(Your task)
Answer these questions using the McKinney v. State opinion:
(a) Which court issued the opinion?
(b) What concurrent sentences was McKinney given in February 1984?
(c) On what date did the trial court deny the habeas corpus petition?

++++ Excerpted passage ++++

McKinney v. State

Annotate this Case

549 So. 2d 166 (1989)

Jimmy Burns McKINNEY v. STATE.

8 Div. 969.

Court of Criminal Appeals of Alabama.

July 21, 1989.

Bryce U. Graham, Jr., Tuscumbia, for appellant.

Don Siegelman, Atty. Gen., and Mary Ellen Forehand, Asst. Atty. Gen., for appellee.

BOWEN, Judge.

The issue presented in this case is whether the trial court had jurisdiction to retry the defendant following this Court's reversal of his conviction and granting of a new trial but before a final judgment had been rendered and while the case was still pending on appeal.

The significant facts are set forth in chronological order:

*167 October 1983 Jimmy Burns McKinney, the appellant, fired a shotgun that caused the death of one person and injured another. February 1984 McKinney pleaded guilty and was convicted of attempted murder and murder. He was given concurrent sentences of ten years' and life imprisonment. He did not appeal. March 12, 1985 Acting on McKinney's petition for writ of error coram nobis (which is not contained in the record), the trial court set aside the conviction for attempted murder but ordered that the conviction of murder and life sentence remain "unchanged, unaltered and in full force and effect." McKinney appealed this ruling. February 25, 1986 This Court reversed the decision of the trial court on the coram nobis petition and held that McKinney was entitled to a new trial. McKinney v. State, 511 So. 2d 218 (Ala.Cr. App.1986). March 11, 1986 The Attorney General filed an application for rehearing. April 22, 1986 The application for rehearing was overruled. McKinney's retrial began. April 23, 1986 McKinney was convicted for murder. May 6, 1986 The Attorney General filed a petition for writ of certiorari to the Alabama Supreme Court seeking review of this court's opinion in McKinney v. State, 511 So. 2d 218. May 8, 1986 At McKinney's sentencing hearing, defense counsel, who had made no objection to the jurisdiction of the trial court, objected to the trial court's jurisdiction to try and to sentence McKinney while the appeal of the coram nobis petition was still pending. Defense counsel moved for a "mistrial, dismissal or nol pros," which the trial court denied. However, the trial court continued the sentencing hearing "until such time as certiorari is disposed of in the Alabama Supreme Court." At this hearing, the trial judge stated, "I'm not aware of anybody having any knowledge that there was certiorari being pursued...." June 26, 1987 The Alabama Supreme Court affirmed the holding of this Court. McKinney v. State, 511 So. 2d 220 (Ala.1987). July 14, 1987 A certificate of final judgment was issued in the case involving the appeal of the denial of the coram nobis petition. July 27, 1987 The trial court held a hearing on a petition for writ of habeas corpus filed July 17, 1987, wherein McKinney argued the issue of jurisdiction. August 13, 1987 The trial court denied the habeas corpus petition. October 23, 1987 McKinney was sentenced to life imprisonment for murder and filed notice of appeal.

++++ Material provided ++++

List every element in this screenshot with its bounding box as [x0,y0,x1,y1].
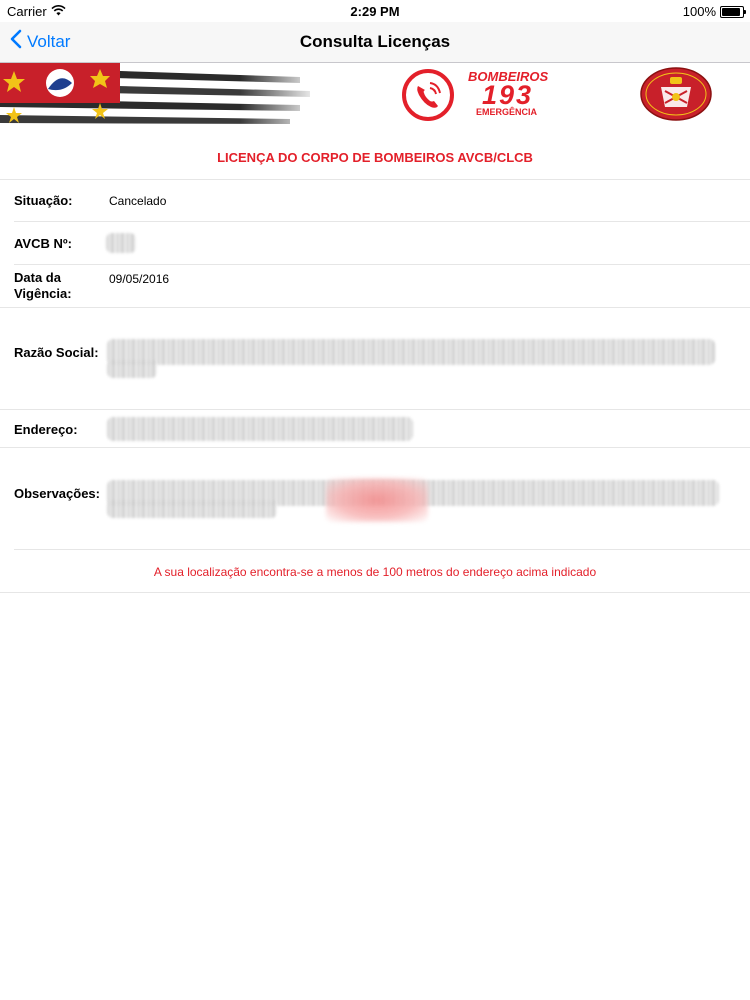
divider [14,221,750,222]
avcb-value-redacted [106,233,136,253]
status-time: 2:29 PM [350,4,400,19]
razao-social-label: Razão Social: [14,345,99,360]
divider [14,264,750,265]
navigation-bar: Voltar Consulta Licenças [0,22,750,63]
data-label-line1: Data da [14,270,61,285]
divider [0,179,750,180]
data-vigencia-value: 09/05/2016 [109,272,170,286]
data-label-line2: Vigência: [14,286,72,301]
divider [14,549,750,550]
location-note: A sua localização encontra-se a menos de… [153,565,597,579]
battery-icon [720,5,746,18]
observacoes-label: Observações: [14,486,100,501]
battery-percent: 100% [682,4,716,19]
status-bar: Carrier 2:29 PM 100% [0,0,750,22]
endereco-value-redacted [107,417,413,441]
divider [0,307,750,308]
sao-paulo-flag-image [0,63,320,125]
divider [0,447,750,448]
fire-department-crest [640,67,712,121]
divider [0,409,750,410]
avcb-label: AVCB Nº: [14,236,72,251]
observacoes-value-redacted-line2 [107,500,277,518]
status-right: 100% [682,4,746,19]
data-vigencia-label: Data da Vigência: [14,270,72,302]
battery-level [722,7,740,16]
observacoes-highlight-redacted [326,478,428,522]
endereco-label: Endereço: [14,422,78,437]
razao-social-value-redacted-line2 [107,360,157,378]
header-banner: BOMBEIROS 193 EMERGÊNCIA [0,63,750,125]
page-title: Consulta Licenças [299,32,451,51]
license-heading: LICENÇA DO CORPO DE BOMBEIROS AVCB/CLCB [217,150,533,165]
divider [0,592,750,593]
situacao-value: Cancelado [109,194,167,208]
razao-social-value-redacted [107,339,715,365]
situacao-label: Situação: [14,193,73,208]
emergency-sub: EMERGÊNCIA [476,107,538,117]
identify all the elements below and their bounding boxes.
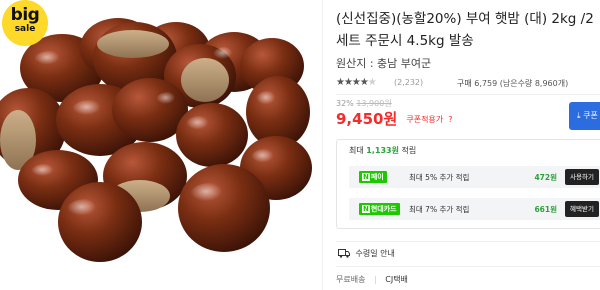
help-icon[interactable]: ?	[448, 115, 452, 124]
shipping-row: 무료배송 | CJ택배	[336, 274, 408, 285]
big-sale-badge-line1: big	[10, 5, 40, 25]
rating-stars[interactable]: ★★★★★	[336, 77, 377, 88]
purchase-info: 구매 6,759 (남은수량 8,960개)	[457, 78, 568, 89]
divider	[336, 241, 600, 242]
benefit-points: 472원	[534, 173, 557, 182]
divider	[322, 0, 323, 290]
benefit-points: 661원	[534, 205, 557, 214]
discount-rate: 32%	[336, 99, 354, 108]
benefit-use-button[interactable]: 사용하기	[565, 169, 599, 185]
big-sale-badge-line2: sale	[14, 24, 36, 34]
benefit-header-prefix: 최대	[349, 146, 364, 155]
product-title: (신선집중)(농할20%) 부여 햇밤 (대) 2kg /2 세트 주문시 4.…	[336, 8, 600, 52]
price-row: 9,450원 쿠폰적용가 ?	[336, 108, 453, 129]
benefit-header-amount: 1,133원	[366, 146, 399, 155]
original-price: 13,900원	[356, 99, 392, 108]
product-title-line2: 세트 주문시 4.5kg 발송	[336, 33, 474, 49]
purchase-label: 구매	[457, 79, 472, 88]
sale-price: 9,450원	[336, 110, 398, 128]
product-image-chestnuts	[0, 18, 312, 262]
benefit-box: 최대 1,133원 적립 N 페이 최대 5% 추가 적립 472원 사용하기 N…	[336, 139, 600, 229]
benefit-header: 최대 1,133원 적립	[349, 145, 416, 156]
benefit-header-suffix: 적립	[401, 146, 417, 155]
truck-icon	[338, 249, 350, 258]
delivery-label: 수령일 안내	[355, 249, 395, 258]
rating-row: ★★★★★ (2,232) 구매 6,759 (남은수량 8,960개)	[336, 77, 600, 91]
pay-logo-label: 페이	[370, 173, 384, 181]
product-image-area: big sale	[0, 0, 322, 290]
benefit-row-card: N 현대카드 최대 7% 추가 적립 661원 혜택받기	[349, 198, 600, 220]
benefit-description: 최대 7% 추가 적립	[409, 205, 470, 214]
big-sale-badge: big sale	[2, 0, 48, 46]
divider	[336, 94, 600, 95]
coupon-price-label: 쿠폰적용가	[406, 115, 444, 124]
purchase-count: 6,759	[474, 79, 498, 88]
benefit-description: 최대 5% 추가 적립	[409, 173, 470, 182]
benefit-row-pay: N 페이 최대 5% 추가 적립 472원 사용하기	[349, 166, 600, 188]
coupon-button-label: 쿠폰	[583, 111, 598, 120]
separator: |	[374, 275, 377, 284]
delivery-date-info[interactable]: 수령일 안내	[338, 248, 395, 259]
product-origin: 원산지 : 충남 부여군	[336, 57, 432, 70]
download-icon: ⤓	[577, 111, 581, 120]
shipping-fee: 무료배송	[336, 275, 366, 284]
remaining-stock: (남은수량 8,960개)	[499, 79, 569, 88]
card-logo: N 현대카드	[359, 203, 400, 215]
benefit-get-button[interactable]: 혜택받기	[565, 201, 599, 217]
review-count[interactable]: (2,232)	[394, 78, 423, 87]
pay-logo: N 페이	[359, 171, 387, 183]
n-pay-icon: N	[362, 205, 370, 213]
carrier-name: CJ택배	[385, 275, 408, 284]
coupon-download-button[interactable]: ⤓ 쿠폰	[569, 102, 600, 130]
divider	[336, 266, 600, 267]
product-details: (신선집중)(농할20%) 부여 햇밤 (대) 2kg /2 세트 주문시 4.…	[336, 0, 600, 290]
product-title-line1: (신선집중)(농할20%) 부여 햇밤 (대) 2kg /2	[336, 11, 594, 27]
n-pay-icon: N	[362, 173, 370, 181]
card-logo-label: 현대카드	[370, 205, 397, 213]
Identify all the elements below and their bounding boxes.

++++
++++ Material provided ++++

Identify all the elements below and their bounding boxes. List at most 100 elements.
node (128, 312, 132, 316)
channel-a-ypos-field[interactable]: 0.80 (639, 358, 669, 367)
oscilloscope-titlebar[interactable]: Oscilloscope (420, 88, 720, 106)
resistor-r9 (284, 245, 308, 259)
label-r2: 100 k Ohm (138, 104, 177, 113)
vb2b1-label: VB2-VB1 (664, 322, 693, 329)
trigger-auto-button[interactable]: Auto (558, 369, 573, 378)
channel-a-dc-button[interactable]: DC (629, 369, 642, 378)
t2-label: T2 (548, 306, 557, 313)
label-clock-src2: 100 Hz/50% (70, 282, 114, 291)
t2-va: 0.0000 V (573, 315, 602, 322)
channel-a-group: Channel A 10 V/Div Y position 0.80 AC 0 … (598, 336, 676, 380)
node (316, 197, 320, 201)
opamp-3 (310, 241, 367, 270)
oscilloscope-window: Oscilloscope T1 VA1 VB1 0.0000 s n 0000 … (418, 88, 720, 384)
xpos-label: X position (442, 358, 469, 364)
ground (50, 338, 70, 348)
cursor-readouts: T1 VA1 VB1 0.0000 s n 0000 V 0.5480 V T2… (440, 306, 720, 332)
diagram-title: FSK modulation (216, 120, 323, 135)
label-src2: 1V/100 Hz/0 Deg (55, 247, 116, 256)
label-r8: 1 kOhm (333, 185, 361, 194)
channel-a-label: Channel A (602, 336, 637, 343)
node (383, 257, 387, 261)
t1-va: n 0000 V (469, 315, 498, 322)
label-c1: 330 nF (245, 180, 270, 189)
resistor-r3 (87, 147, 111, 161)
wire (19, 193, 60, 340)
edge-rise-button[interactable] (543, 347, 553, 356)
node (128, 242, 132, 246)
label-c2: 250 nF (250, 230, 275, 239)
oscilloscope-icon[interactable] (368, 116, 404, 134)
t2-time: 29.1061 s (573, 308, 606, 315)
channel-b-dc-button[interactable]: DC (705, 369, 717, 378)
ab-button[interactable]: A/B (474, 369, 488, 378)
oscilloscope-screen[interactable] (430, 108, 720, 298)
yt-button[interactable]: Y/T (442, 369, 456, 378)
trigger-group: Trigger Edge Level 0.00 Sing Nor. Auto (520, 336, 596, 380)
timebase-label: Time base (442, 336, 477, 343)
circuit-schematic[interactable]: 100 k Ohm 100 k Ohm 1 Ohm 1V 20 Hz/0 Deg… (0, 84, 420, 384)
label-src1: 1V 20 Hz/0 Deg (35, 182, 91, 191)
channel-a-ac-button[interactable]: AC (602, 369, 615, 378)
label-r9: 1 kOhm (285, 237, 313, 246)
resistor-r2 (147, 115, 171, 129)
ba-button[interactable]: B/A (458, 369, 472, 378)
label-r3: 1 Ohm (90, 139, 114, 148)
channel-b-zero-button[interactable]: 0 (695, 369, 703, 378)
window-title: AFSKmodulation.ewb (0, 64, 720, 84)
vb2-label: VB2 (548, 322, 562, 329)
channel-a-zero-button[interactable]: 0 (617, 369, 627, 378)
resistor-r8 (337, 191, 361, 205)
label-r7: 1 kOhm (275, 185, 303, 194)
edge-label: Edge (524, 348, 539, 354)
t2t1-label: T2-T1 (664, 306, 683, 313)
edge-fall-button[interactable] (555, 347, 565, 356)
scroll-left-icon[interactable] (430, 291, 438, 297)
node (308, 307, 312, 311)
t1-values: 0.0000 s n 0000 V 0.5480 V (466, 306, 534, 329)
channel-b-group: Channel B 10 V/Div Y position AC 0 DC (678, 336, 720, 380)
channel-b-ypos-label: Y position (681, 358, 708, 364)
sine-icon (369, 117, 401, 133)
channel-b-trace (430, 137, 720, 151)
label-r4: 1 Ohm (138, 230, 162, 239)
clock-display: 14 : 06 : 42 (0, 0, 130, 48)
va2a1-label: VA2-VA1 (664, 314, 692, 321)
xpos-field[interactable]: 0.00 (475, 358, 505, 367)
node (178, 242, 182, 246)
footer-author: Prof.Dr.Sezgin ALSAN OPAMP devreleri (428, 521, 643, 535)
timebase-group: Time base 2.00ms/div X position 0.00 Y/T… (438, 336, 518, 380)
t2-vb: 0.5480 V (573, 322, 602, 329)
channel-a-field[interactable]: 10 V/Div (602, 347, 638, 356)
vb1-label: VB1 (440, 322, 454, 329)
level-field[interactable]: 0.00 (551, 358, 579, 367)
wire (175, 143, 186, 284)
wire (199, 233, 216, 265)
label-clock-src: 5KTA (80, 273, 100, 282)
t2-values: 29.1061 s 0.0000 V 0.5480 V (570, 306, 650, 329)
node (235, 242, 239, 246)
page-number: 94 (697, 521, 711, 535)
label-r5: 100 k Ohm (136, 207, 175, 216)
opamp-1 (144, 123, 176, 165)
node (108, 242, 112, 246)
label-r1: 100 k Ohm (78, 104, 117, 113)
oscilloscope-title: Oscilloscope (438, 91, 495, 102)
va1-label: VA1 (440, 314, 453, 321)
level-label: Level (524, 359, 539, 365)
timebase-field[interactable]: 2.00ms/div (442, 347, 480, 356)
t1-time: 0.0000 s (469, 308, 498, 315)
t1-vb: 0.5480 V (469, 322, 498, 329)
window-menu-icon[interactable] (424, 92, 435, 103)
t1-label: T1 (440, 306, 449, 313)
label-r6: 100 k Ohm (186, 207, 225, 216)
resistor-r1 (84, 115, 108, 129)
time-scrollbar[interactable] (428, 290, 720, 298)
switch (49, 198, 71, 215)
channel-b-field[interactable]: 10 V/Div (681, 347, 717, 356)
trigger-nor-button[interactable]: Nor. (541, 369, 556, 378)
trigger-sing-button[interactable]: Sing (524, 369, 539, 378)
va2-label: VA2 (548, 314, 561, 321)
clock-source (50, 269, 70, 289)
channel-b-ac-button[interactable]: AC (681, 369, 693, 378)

++++

(Full output)
(a) The Court of Criminal Appeals of Alabama.
(b) Ten years' and life imprisonment.
(c) August 13, 1987.